**TASK DIRECTIONS**
Check each line of the entries below for the word "ylabel", then state how many lines have it and nothing more.

Data entries for graphics:
☆ ☆ ☆ ☆ ☆

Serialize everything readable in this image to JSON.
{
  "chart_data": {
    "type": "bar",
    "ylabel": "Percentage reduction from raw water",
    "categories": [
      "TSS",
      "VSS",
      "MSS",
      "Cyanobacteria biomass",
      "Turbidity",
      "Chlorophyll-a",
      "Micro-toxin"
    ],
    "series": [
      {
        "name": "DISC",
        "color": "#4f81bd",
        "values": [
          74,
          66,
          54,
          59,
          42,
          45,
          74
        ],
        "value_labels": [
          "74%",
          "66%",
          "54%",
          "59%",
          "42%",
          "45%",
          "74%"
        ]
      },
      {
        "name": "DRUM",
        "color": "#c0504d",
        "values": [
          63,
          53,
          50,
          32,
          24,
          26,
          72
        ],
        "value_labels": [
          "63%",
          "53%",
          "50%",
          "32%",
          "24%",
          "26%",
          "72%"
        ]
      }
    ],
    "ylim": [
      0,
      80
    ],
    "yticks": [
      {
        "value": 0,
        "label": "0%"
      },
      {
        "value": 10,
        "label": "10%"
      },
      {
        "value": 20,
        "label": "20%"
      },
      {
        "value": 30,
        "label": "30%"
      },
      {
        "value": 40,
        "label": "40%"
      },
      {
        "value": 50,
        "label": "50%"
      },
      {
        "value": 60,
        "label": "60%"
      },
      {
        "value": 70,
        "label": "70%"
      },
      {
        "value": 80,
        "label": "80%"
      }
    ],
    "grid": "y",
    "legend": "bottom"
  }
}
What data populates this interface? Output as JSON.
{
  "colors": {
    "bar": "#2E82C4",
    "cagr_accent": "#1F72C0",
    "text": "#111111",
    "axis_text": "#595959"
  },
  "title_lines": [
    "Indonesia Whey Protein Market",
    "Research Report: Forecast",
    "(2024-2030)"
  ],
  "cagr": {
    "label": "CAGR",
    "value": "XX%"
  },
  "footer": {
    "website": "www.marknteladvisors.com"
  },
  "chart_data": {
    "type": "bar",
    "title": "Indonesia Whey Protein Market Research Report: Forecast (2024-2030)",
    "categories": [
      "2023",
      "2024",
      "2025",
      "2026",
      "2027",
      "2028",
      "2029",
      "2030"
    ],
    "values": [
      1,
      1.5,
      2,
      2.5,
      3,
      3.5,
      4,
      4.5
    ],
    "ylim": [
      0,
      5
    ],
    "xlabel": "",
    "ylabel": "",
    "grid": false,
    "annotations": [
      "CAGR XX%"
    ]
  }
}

☆ ☆ ☆ ☆ ☆

**SOLUTION TO THE EXERCISE**
2